• PASSAGE SHOWN
☆ ☆ ☆ ☆ ☆ ☆ ☆

Monday, November 21, 2016

Filling Jamie Raskin's State Senate Seat in District 20

Last Thursday there was an excellent forum for 4 candidates who have announced that they would like to be selected to fill the vacancy in the Maryland State Senate created when Jamie Raskin was elected on Nov. 8 to become a Congresman and shortly thereafter resigned his State Senate seat.

According to the Maryland Constitution, the selection of people to fill vacancies in the legislature is made the county central committee for the party of the person who resigned, so in this case the MCDCC (Montgomery County Democratic Central Committee). 

Many people are not aware that in every election where we elect a governor, Democratic voters also elect 8 members of MCDCC at large and 2 from each legislative district, and then MCDCC selects gender-balance members to insure that there is an equal number of male and female members. The members of MCDCC are in charge of the Democratic party in our county and their meetings are open to the public.

☆ ☆ ☆ ☆ ☆ ☆ ☆

• TO-DO LIST
1. Using the post on filling the District 20 State Senate seat, explain why the MCDCC will choose the person to fill Jamie Raskin's vacancy.
2. Do these statements agree with the post on filling the District 20 State Senate seat? Answer yes or no for each, quoting the deciding words.
(a) Five candidates appeared at last Thursday's forum.
(b) Democratic voters elect two MCDCC members from each legislative district.
(c) MCDCC meetings are closed to the public.

• DATA ENTRIES

☆ ☆ ☆ ☆ ☆ ☆ ☆

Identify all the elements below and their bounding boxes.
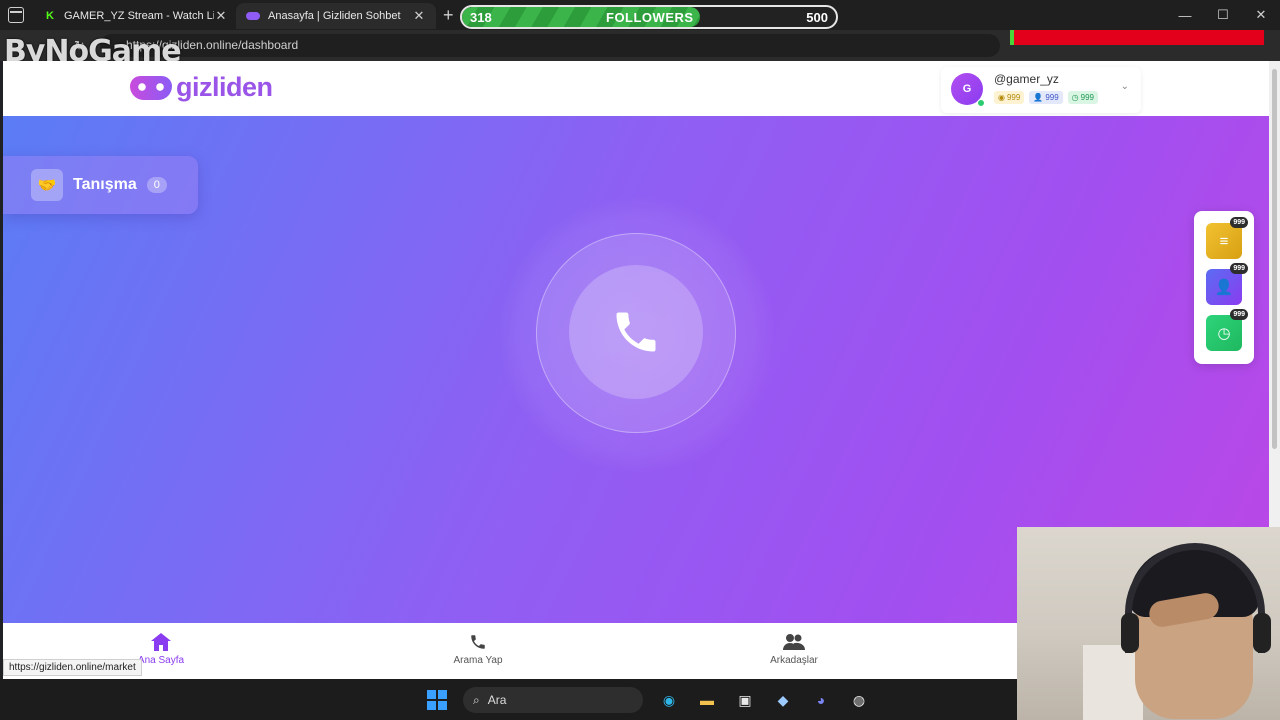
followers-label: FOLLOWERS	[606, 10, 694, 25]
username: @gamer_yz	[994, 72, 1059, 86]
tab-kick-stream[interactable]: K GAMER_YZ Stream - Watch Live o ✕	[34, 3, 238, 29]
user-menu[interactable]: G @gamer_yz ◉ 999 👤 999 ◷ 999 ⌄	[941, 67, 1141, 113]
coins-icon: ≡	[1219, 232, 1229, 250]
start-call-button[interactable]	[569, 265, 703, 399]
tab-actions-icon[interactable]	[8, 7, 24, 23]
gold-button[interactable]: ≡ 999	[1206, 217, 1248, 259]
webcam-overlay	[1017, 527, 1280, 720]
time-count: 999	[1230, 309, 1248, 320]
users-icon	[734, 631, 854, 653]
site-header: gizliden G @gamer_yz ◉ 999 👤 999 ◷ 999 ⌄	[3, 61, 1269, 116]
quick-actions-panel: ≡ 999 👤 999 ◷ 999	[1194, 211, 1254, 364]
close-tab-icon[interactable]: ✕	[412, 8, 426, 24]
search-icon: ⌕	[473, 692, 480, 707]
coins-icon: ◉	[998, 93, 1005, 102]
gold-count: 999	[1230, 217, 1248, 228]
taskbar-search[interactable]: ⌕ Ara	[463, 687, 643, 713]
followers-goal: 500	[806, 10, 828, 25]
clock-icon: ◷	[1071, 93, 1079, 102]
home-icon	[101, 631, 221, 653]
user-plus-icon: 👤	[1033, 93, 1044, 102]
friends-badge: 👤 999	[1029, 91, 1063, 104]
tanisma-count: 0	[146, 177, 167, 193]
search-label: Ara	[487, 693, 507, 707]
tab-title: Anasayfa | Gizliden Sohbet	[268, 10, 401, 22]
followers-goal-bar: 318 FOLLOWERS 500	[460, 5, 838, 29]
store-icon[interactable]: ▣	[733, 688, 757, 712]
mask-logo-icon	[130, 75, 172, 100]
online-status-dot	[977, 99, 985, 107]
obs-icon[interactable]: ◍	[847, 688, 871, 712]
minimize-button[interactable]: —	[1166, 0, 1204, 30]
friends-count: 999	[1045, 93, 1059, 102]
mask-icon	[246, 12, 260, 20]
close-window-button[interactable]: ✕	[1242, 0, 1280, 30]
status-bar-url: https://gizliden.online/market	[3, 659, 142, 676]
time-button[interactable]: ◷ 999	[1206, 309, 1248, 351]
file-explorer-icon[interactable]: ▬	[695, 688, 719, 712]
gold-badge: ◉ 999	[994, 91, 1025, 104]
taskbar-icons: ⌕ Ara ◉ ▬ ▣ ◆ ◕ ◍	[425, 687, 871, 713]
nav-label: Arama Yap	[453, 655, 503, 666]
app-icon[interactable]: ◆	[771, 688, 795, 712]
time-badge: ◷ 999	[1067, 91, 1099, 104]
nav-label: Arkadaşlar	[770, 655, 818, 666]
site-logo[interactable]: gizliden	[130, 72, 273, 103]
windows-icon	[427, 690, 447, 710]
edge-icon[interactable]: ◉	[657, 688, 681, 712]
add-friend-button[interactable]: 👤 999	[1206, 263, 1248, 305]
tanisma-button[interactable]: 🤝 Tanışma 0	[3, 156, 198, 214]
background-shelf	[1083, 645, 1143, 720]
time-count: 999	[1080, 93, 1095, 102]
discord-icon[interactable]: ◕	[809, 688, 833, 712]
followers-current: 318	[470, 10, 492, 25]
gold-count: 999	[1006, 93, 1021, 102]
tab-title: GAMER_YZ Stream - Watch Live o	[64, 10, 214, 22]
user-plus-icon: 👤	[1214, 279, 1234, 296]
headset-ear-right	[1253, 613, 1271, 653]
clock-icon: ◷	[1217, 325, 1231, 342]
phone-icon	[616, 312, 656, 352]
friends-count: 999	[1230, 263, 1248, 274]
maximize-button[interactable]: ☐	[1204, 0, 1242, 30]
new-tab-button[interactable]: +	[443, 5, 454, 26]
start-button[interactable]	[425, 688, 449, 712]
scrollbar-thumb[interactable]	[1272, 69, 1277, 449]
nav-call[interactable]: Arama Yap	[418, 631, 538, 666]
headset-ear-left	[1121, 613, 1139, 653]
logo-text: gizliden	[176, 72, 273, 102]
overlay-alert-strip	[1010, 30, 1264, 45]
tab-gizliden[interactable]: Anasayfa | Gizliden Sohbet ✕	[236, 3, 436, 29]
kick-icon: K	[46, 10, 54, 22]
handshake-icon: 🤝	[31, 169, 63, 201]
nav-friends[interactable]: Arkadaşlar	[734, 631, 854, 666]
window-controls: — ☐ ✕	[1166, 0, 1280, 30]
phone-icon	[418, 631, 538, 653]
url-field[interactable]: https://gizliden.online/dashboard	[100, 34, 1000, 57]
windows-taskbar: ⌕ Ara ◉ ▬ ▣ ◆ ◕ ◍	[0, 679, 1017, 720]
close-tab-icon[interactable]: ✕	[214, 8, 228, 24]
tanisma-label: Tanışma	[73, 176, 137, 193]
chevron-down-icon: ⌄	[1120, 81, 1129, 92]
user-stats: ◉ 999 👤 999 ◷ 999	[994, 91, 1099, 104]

☆ ☆ ☆ ☆ ☆ ☆ ☆

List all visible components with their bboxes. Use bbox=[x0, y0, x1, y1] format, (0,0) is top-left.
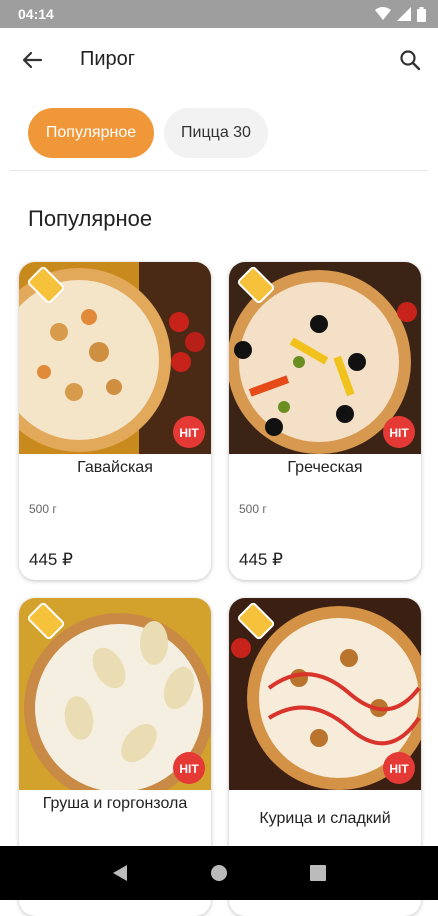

☆ ☆ ☆ ☆ ☆ ☆ ☆

• FULL SOLUTIONS
1. The Maryland Constitution says a vacancy in the legislature is filled by the county central committee of the party of the person who resigned. In this case, that committee is the Montgomery County Democratic Central Committee (MCDCC).

2.
(a) No: "an excellent forum for 4 candidates"
(b) Yes: "8 members of MCDCC at large and 2 from each legislative district"
(c) No: "their meetings are open to the public"